* [Stated goal]
Looking through the listing, how many of its lines hold the word "закона"? Answer with only the number.

________

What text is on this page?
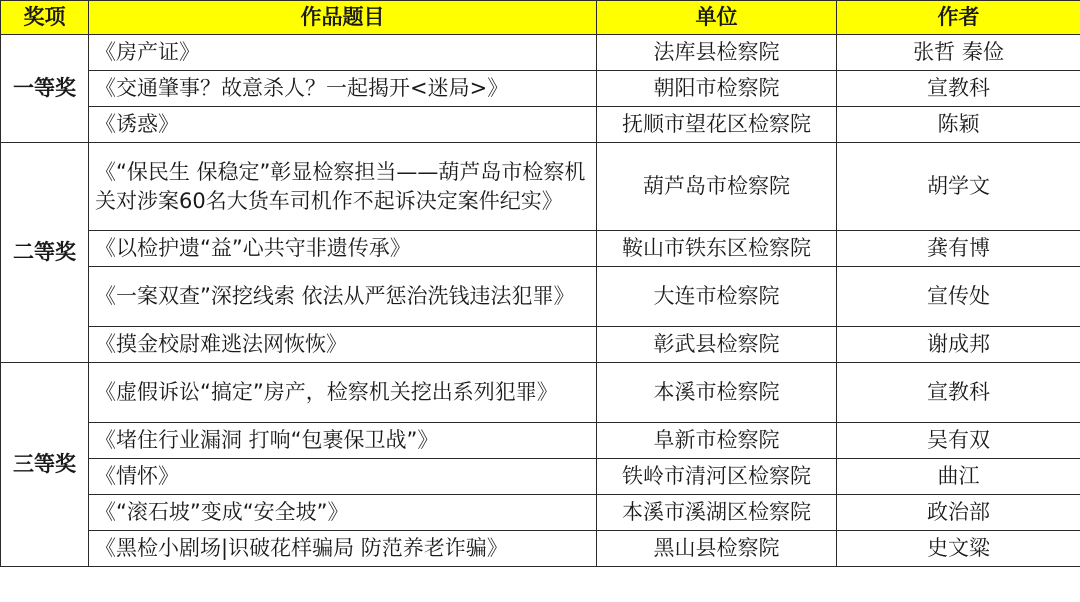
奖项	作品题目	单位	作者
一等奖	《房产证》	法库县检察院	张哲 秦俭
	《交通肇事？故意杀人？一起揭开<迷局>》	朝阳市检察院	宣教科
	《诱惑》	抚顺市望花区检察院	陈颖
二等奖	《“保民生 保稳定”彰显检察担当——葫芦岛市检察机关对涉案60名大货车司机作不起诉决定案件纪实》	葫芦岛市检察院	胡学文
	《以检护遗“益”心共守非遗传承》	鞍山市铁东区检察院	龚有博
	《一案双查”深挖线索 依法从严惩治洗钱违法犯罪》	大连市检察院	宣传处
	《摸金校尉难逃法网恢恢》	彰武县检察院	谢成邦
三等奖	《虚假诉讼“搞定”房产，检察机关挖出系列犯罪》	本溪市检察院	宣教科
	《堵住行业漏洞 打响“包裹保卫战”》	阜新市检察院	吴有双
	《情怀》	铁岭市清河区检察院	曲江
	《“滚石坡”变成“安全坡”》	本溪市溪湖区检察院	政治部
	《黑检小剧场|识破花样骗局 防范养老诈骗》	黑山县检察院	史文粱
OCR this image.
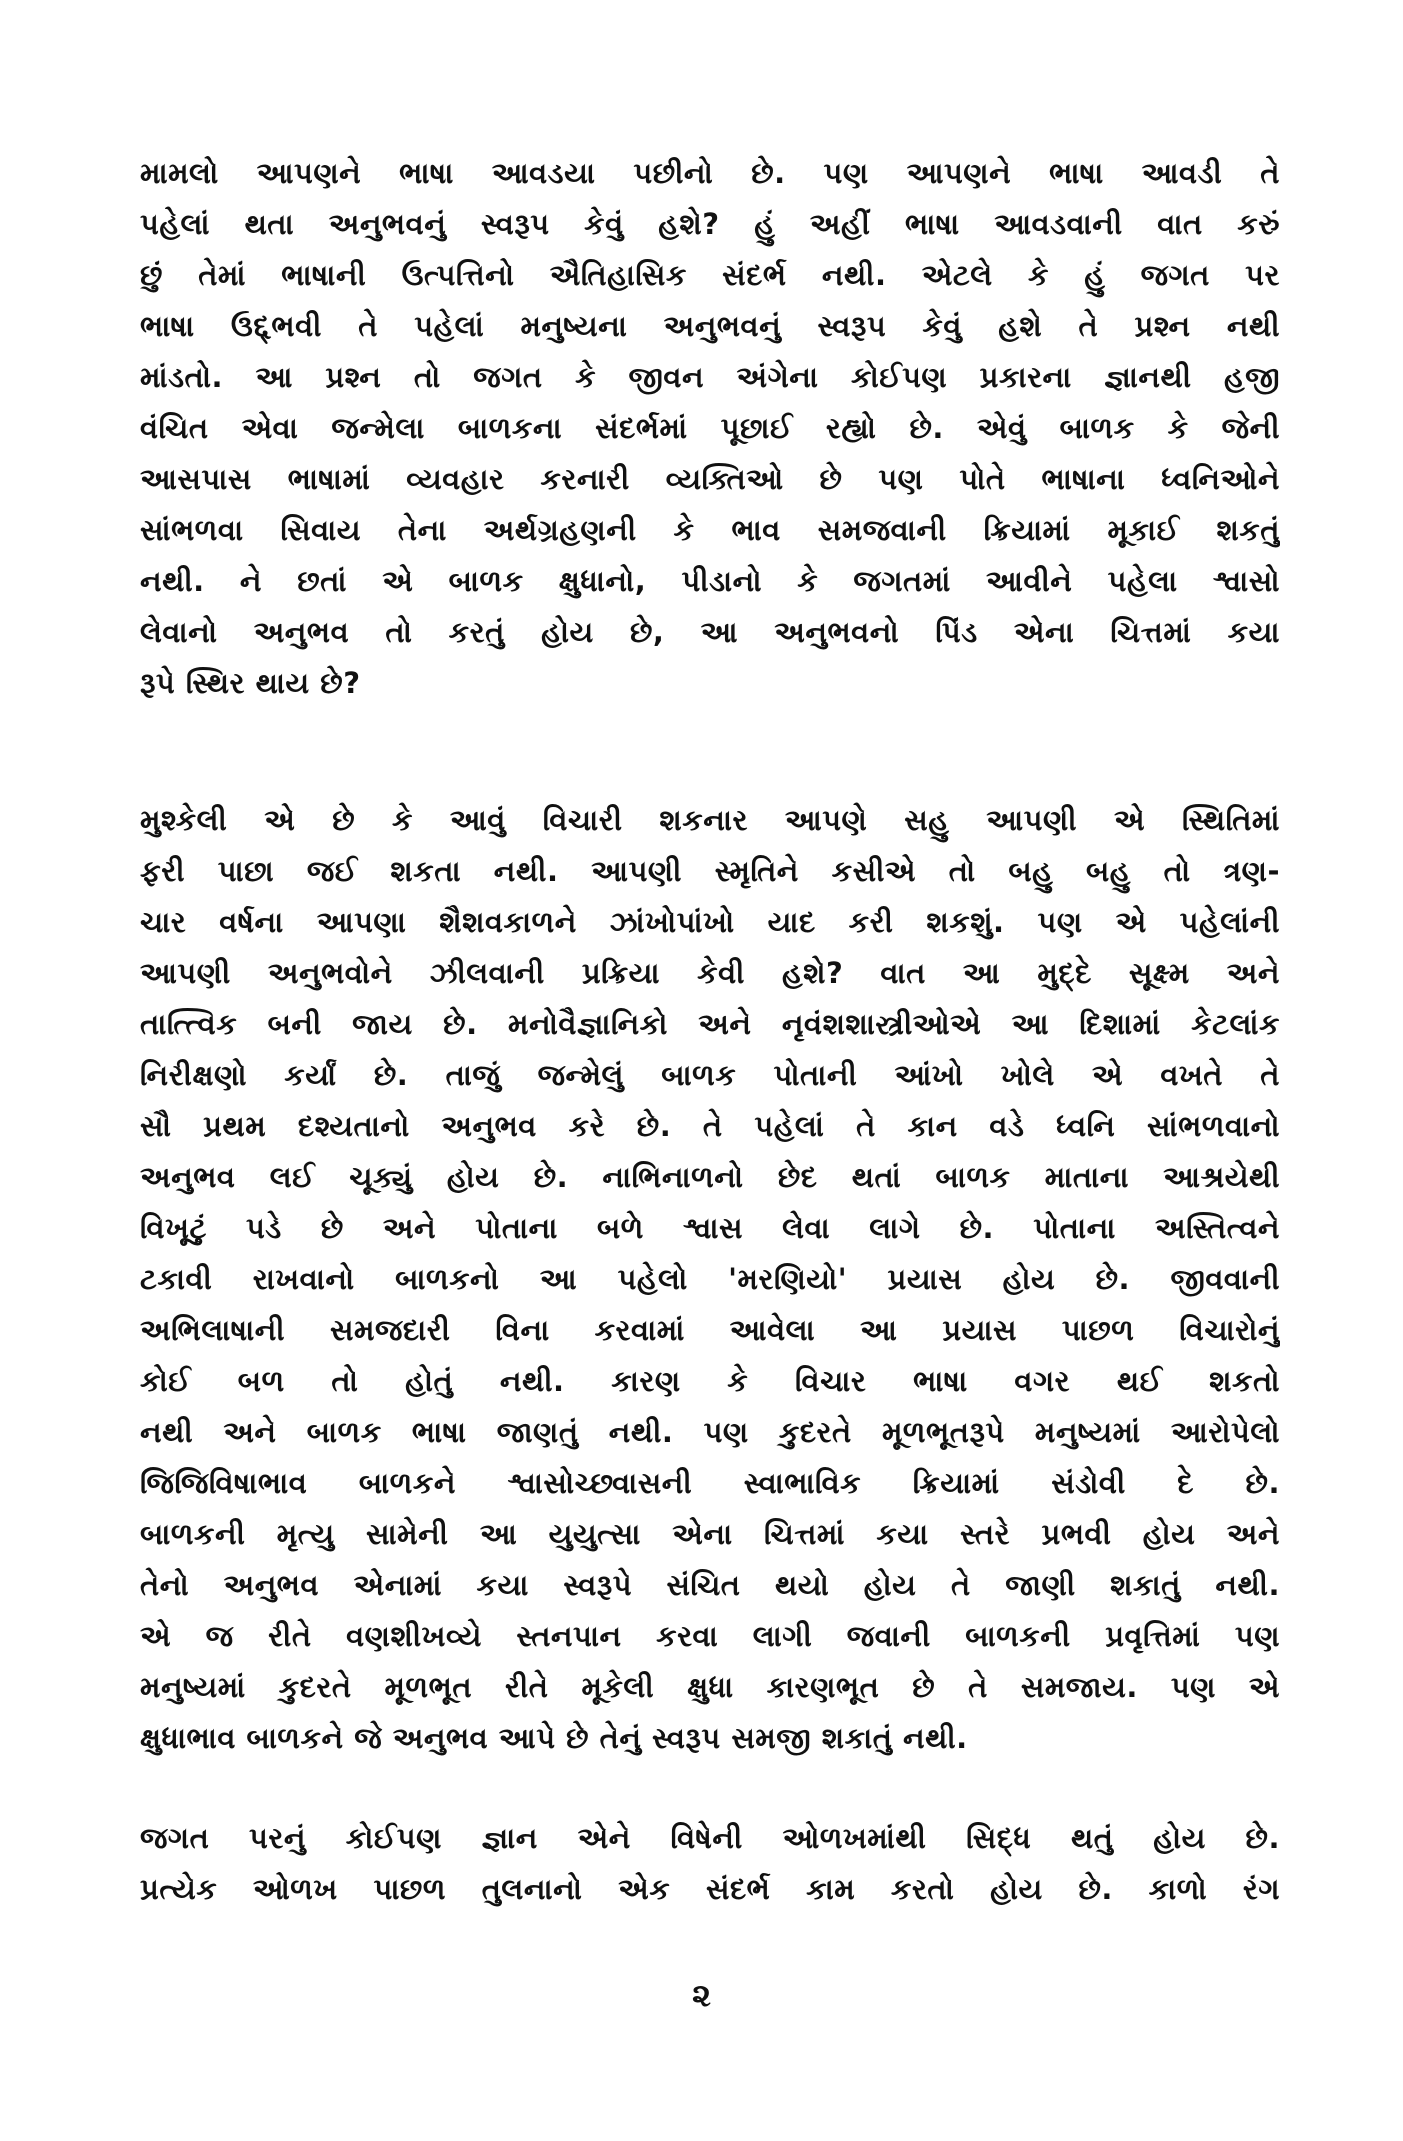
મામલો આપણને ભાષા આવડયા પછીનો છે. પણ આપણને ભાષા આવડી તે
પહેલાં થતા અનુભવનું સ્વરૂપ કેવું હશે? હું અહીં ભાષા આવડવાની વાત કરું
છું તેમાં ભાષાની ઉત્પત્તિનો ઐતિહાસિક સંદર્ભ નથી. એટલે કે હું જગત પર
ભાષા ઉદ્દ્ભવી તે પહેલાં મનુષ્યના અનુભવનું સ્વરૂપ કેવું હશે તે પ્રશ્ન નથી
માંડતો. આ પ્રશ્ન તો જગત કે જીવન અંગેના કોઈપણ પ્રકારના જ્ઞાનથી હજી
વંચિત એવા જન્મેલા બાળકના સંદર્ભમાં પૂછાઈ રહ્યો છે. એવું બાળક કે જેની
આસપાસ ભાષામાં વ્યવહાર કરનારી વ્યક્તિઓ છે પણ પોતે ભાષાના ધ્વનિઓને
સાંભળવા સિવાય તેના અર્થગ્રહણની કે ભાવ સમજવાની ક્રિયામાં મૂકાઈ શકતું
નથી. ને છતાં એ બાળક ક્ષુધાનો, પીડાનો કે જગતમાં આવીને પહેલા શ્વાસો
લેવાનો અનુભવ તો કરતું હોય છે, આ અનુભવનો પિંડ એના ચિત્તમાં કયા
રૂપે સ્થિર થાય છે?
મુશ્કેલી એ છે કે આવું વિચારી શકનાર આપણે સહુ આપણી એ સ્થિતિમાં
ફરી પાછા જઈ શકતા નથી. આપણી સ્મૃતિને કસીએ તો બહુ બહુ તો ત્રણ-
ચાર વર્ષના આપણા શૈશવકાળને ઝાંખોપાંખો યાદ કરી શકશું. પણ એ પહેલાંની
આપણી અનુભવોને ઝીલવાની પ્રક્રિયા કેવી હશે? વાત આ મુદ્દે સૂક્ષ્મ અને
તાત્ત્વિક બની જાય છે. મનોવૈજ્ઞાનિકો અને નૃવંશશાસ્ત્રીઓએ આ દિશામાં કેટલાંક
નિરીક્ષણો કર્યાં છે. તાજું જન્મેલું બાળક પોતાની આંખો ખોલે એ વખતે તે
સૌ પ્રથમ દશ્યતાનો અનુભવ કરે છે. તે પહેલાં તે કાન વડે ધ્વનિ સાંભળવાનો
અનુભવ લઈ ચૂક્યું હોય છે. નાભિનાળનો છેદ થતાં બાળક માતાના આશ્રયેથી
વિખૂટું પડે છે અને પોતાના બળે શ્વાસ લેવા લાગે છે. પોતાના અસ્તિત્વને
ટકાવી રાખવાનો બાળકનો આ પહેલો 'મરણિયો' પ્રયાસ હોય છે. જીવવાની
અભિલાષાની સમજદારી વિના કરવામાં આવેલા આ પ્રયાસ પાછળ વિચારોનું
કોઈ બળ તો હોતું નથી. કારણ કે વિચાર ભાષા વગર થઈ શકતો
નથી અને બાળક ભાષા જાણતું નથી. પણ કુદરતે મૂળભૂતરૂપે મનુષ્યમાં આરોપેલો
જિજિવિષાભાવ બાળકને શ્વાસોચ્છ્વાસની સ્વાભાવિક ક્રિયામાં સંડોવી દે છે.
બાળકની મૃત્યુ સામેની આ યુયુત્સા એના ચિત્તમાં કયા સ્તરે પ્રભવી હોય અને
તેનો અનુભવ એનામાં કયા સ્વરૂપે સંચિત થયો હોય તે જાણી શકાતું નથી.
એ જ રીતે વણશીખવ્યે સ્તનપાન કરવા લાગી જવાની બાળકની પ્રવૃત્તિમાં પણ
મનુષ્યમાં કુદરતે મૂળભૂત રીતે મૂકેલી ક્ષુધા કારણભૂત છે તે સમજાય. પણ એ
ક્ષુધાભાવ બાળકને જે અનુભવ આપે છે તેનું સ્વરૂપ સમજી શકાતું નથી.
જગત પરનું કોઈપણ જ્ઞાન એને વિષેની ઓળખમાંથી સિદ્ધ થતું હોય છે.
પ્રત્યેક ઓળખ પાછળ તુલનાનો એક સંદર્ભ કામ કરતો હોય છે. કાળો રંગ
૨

________

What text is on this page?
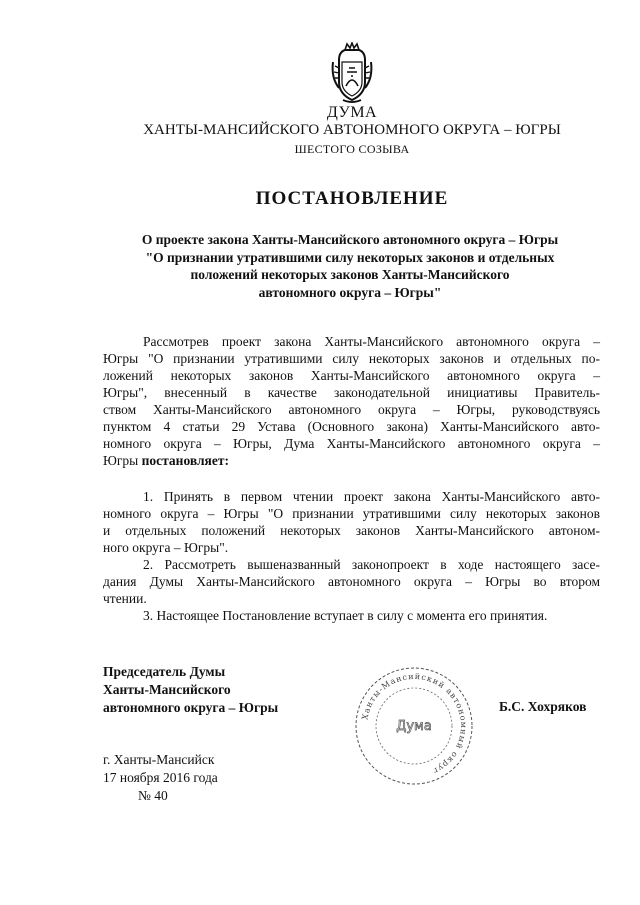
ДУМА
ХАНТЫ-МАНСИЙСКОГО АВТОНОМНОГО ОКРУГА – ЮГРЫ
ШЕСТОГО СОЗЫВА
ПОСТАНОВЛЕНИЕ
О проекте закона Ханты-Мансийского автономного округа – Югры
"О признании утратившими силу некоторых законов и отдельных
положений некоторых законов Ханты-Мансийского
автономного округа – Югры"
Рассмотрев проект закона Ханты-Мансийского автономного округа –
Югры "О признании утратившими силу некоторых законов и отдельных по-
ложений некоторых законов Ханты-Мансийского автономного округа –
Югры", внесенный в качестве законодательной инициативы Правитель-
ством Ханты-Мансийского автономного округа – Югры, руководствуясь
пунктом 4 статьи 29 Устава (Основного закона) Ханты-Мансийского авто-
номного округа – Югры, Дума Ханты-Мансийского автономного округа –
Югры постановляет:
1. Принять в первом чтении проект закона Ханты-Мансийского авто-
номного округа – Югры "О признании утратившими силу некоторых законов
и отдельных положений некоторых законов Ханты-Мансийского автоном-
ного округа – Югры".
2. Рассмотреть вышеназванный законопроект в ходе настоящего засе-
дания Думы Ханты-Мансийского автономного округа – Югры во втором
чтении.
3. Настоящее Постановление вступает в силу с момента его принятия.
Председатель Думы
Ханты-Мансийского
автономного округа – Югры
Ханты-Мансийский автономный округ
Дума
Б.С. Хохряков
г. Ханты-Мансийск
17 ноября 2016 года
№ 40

________

* [Finished exercise]
4